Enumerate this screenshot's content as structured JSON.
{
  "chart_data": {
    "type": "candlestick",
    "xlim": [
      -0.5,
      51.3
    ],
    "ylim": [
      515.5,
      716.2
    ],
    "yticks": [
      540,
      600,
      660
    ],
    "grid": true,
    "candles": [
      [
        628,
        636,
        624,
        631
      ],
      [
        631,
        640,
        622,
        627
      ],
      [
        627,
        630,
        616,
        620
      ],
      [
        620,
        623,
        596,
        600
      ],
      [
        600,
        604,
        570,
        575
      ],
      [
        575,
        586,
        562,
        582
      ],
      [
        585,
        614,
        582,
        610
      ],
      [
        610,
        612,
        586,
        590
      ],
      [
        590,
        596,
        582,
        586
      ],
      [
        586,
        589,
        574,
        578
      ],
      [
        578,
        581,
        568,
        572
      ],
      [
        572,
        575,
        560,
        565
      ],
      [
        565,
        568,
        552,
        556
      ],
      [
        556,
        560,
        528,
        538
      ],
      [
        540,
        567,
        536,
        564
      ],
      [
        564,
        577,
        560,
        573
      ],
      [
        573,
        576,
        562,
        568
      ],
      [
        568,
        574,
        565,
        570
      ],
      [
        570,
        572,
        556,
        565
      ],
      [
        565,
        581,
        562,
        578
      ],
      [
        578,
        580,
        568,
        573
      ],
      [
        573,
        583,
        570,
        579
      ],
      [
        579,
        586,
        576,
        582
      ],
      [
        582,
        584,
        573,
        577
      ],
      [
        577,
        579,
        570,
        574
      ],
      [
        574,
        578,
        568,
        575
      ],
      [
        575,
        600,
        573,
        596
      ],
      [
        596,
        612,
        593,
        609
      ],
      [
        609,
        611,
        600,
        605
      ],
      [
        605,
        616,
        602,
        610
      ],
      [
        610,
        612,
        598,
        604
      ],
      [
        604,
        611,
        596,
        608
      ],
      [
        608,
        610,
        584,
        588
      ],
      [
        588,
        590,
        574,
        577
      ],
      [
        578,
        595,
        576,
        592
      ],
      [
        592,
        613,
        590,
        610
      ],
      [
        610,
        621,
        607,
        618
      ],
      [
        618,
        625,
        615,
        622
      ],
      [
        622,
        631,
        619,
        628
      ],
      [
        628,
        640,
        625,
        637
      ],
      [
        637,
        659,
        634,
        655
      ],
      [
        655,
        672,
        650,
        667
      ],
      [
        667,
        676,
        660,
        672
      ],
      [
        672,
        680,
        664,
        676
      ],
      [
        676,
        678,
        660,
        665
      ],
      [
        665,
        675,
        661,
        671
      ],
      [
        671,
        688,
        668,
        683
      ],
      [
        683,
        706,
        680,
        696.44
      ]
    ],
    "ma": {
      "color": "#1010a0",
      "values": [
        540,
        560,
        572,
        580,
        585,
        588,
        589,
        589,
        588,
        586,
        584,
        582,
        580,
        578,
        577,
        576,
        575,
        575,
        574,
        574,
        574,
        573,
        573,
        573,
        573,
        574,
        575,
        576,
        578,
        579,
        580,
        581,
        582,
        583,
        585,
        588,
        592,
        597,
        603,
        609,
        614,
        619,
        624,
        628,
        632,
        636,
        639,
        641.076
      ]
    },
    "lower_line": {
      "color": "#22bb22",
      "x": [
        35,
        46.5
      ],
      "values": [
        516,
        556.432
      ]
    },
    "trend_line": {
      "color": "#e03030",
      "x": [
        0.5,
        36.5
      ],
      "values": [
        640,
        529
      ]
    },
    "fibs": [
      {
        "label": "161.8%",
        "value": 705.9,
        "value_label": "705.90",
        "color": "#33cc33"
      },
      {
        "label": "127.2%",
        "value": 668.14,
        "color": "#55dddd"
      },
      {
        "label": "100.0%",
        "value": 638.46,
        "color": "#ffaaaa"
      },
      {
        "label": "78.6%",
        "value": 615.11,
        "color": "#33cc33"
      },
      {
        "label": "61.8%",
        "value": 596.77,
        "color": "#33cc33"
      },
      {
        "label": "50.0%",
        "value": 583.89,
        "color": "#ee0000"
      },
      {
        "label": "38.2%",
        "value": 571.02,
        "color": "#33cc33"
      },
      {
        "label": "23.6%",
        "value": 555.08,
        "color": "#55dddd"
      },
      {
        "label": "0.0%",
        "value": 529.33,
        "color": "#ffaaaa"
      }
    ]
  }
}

═══

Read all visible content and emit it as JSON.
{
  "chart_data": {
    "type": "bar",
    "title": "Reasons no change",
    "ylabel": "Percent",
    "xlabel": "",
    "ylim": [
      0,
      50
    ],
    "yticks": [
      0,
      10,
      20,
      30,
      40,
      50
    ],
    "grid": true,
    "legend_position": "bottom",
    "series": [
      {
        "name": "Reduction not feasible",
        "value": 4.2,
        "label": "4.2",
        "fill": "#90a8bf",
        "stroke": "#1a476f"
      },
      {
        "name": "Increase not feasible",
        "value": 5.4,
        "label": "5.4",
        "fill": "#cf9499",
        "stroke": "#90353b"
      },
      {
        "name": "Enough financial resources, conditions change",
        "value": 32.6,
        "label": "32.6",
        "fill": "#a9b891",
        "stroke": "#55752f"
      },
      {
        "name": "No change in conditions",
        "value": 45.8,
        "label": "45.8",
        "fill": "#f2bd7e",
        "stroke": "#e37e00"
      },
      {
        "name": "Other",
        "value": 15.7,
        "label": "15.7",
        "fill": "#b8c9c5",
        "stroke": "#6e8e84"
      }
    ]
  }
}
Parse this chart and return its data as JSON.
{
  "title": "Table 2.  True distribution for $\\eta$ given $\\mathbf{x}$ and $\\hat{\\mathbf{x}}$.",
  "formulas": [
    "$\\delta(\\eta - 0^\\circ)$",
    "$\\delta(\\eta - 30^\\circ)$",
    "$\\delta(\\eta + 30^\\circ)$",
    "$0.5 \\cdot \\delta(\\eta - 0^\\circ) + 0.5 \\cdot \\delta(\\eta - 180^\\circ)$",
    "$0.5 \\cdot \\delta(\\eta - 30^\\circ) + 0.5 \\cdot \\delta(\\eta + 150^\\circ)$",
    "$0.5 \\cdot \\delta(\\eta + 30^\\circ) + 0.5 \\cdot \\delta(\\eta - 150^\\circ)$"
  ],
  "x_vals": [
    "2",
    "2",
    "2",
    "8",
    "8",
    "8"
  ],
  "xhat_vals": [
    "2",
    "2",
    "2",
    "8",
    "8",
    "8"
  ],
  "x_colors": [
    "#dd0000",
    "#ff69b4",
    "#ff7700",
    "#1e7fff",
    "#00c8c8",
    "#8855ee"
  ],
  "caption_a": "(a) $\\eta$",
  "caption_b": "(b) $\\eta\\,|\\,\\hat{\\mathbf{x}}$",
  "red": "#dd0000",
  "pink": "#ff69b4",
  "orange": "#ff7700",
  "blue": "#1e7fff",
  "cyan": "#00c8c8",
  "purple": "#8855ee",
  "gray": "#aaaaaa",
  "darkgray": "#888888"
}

═══

▸ **Your instructions**
Only lines with the word "name" should be collected from the material.

▸ **Answer for the task**
        "name": "Reduction not feasible",
        "name": "Increase not feasible",
        "name": "Enough financial resources, conditions change",
        "name": "No change in conditions",
        "name": "Other",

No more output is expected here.